[TASK TO COMPLETE]
From the lines below, pull out every one that contains the string "header" and copy each of those lines in full.
━━━ AVAILABLE DATA ━━━
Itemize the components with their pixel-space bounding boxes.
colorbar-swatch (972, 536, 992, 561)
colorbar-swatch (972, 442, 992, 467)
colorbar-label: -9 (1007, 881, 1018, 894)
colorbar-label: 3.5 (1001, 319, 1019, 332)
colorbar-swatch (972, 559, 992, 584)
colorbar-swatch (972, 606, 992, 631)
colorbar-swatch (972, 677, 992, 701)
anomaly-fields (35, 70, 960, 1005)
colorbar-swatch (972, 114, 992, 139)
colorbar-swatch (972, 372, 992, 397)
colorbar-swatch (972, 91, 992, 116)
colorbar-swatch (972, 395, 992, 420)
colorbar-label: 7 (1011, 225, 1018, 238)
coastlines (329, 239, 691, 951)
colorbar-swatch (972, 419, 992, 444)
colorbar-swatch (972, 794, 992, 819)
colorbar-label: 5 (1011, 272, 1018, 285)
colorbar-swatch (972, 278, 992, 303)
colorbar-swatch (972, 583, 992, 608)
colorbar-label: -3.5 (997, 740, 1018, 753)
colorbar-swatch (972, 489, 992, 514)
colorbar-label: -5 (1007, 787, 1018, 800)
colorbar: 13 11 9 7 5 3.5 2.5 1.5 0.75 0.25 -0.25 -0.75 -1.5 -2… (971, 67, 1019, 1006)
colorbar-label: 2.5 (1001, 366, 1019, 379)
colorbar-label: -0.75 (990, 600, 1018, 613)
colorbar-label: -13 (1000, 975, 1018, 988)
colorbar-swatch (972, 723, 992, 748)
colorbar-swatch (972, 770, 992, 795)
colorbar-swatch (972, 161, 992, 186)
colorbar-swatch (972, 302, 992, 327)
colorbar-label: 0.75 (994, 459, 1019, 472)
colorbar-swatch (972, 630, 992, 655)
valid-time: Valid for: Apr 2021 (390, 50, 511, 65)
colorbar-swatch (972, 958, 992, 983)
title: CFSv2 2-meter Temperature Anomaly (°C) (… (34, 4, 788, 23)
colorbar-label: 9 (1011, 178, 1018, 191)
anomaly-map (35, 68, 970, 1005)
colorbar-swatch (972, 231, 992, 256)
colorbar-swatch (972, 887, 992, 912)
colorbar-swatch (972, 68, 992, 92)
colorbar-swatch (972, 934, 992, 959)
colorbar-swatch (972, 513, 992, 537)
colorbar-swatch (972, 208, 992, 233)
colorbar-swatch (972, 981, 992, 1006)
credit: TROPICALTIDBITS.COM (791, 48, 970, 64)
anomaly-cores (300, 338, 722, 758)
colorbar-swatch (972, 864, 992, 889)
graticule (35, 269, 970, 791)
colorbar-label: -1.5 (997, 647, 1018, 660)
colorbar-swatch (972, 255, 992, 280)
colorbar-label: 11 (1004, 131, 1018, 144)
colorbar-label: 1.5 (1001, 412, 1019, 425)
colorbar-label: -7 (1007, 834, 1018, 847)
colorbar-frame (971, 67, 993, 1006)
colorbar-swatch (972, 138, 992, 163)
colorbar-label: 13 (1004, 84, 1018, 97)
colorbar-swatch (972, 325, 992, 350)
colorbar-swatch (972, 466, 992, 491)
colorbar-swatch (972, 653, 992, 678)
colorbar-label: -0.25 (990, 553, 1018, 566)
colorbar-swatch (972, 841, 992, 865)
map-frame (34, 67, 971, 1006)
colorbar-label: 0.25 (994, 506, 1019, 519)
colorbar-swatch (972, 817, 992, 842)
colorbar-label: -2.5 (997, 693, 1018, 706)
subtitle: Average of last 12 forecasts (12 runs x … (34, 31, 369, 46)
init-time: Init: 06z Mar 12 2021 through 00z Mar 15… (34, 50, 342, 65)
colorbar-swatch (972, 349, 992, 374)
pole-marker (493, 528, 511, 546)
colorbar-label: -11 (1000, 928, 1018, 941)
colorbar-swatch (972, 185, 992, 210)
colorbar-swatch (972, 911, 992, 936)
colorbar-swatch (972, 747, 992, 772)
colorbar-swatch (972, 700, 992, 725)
━━━
━━━ AVAILABLE DATA ━━━
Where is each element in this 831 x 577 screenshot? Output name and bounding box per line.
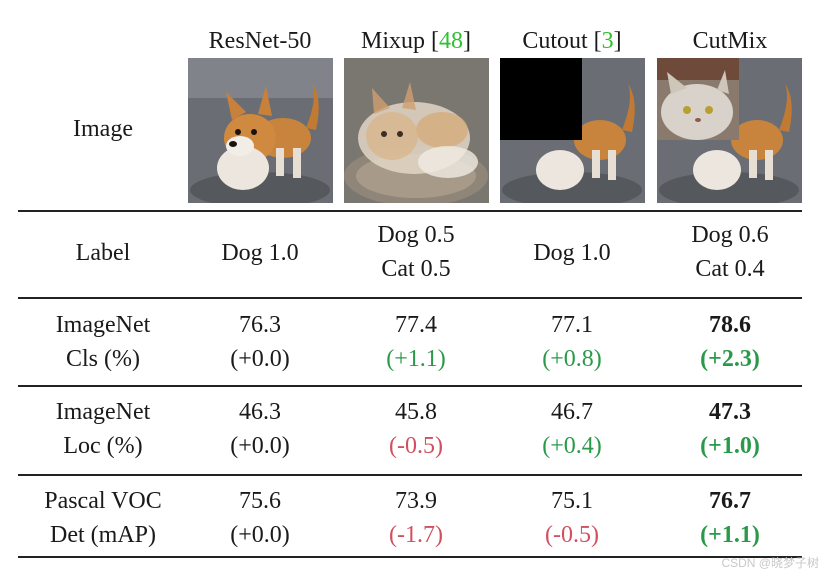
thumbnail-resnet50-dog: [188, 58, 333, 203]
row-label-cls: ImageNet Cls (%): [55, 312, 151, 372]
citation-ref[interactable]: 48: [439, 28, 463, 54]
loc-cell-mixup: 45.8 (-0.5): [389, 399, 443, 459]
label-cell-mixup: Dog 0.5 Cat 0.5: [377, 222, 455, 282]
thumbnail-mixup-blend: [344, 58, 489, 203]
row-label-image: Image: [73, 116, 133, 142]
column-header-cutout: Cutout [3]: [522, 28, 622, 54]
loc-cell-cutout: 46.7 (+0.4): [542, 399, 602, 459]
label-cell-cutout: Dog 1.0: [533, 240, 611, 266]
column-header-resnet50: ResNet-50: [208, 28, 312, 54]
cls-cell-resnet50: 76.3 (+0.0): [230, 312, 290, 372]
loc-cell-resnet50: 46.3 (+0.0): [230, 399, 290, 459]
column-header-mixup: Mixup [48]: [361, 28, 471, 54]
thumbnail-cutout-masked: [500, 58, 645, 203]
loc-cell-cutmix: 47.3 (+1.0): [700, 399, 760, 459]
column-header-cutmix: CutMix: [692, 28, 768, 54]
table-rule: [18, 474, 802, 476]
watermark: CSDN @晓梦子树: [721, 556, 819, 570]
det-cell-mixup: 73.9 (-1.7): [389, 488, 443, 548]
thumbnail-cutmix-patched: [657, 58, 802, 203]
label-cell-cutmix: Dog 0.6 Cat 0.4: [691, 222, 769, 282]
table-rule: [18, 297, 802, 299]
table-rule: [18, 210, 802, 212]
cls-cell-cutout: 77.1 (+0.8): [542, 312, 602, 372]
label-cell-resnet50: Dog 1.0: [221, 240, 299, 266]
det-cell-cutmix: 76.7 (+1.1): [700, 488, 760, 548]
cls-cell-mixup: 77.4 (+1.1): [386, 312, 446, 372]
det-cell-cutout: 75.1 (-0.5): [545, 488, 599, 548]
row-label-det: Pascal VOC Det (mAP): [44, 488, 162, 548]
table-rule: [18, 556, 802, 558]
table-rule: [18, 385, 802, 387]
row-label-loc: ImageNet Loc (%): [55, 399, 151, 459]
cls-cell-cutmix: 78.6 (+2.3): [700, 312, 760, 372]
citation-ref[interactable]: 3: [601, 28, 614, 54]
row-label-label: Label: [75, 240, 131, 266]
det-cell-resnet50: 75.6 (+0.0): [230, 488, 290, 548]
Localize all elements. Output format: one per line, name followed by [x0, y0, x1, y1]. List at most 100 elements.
━━━
[ANSWER FOR THIS EXERCISE]
column-header-cutout: Cutout [3]: [522, 28, 622, 54]
column-header-resnet50: ResNet-50: [208, 28, 312, 54]
column-header-mixup: Mixup [48]: [361, 28, 471, 54]
column-header-cutmix: CutMix: [692, 28, 768, 54]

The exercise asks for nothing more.